▶ _Exercise requirements_
How many lines in the items contain the string "window"? Give only the number.

▶ _Excerpt from a dataset_
- - -

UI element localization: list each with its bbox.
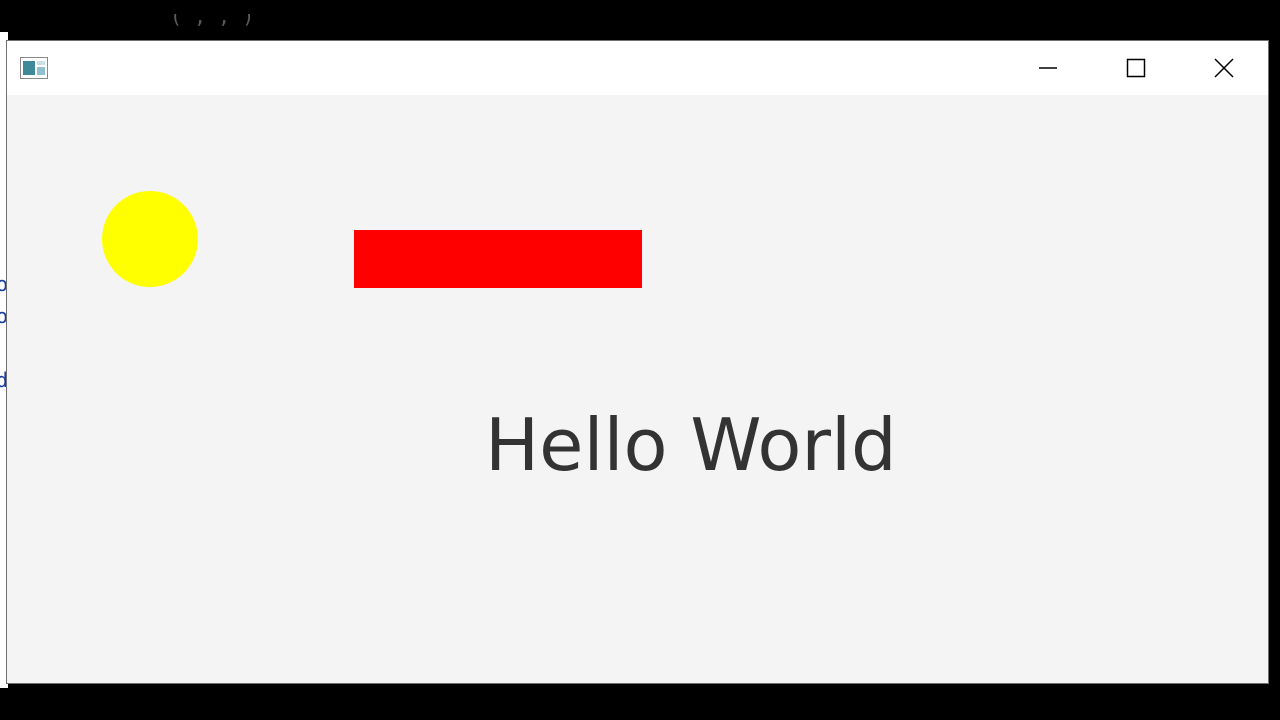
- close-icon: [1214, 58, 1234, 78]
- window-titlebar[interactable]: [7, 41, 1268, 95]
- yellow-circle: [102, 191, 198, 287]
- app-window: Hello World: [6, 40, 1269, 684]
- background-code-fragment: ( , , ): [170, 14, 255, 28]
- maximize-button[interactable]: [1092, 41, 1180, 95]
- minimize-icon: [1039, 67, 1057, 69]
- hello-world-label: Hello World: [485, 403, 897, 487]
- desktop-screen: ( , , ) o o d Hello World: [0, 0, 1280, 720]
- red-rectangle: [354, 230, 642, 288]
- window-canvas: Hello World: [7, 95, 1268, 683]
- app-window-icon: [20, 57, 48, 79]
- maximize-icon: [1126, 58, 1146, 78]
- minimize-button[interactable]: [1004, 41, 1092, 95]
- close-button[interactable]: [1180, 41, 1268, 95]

- - -

▶ _Final result_
4